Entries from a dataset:
- - - - -

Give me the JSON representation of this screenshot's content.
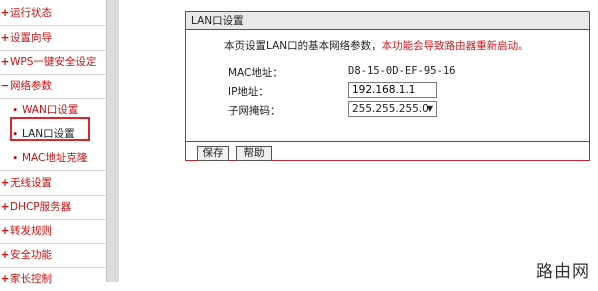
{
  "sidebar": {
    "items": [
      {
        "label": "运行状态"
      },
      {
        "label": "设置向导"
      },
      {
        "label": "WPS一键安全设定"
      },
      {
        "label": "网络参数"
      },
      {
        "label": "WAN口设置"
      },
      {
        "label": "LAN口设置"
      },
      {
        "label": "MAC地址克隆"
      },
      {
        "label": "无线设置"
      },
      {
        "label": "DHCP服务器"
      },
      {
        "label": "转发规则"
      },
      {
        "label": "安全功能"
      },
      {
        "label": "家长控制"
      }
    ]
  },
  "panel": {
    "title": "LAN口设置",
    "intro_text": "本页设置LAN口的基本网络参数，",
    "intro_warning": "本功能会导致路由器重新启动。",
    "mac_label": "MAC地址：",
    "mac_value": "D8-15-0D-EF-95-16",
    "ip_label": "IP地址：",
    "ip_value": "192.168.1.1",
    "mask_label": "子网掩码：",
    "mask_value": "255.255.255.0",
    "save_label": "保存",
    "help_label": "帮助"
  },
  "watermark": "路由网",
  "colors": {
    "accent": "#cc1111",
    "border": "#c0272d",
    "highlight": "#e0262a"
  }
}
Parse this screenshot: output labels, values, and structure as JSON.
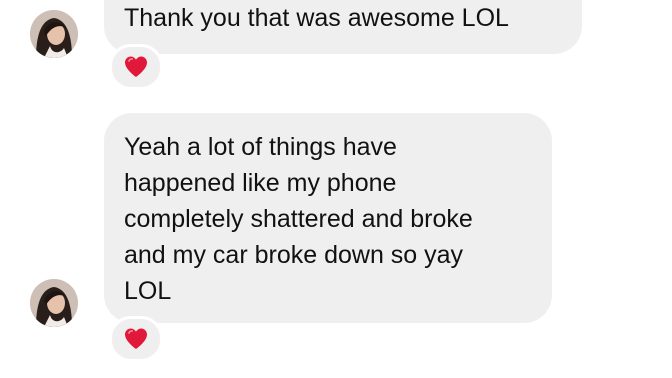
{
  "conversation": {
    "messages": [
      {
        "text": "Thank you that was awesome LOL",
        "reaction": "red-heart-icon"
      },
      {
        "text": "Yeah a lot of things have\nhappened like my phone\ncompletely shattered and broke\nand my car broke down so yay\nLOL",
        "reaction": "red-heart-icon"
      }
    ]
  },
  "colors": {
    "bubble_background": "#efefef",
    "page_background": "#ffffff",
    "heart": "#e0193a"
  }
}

- - - - -

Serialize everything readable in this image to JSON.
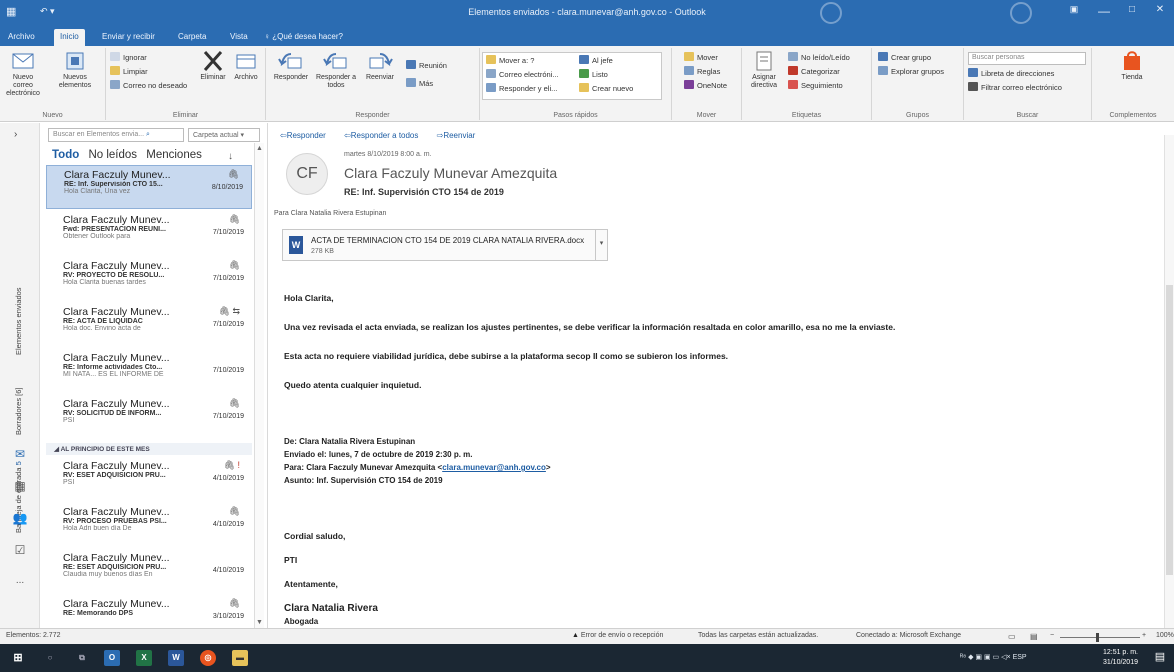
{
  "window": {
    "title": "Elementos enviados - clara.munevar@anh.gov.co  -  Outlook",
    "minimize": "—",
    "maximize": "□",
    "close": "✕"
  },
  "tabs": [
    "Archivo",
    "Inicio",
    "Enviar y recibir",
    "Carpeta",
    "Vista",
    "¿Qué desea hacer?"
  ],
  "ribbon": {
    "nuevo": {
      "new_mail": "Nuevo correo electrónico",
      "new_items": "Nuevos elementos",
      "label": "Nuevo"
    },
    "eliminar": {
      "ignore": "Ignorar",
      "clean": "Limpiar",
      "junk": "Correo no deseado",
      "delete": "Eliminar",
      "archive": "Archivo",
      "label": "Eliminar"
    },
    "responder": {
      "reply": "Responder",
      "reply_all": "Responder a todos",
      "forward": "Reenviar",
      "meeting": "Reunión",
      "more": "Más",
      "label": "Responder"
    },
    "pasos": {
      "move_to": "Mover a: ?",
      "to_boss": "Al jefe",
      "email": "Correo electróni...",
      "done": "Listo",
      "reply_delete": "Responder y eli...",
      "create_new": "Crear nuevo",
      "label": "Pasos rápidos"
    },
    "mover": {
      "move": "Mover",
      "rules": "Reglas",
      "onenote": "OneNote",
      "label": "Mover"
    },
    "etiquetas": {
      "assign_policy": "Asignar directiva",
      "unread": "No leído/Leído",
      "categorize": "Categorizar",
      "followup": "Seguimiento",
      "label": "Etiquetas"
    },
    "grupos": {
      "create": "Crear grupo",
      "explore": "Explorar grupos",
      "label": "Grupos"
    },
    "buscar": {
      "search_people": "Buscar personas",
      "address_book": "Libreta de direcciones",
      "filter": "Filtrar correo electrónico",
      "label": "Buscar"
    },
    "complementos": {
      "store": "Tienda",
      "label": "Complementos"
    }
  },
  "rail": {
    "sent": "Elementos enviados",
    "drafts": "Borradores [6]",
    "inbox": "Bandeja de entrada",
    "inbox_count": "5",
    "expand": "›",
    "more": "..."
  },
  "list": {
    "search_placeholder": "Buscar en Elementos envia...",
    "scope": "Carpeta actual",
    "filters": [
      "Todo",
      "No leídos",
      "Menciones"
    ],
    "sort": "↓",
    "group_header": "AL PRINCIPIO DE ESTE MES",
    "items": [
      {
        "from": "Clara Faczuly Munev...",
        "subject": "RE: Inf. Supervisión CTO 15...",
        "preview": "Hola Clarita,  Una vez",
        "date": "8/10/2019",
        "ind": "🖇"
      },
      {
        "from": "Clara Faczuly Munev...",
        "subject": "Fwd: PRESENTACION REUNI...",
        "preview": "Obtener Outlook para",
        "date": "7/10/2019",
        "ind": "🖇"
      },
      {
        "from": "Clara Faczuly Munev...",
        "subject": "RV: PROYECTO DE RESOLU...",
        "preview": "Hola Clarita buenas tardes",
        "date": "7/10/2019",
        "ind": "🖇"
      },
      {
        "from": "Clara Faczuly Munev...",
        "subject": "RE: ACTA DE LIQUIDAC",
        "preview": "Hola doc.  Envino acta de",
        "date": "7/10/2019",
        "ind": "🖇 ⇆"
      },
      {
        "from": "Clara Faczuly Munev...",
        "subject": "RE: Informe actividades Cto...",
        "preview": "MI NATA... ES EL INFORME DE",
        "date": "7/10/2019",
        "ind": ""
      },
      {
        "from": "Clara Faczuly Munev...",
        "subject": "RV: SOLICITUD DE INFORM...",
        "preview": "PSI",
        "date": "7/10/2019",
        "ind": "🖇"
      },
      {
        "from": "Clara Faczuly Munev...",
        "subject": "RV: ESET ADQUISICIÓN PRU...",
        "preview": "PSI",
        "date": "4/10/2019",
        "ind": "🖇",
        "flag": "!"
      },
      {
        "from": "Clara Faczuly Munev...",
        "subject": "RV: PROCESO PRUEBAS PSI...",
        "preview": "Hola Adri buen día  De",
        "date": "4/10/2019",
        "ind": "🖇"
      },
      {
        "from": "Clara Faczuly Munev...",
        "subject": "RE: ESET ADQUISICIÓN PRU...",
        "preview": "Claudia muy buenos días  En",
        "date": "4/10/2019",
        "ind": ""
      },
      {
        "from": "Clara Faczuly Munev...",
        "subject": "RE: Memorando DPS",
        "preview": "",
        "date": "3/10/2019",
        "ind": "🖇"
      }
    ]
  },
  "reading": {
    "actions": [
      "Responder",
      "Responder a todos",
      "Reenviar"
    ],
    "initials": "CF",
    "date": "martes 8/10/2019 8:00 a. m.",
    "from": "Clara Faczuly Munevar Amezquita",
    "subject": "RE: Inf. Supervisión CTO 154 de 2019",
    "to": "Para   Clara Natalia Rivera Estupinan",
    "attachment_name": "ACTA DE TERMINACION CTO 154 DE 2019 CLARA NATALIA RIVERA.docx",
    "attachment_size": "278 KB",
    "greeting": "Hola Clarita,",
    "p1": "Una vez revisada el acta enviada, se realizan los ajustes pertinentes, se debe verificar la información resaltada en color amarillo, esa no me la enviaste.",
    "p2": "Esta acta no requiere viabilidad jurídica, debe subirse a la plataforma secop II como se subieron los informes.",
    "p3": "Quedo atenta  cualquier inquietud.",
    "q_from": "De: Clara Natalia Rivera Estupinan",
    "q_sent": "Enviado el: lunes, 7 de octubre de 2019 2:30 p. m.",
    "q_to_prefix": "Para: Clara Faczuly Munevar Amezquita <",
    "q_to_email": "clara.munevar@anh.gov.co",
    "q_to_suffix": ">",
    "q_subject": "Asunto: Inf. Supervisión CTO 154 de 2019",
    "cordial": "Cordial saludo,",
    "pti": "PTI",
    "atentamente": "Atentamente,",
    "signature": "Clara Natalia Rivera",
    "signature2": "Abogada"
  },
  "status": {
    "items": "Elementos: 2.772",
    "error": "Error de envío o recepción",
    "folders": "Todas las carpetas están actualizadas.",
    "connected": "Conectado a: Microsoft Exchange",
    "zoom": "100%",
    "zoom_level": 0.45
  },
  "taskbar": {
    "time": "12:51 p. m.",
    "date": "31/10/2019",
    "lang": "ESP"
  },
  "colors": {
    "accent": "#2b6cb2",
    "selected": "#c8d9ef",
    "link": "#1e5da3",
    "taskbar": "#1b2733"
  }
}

- - - - -

Objective:
Give only the number of lines in the data that hold the word "Clarita".

Exercise answer:
3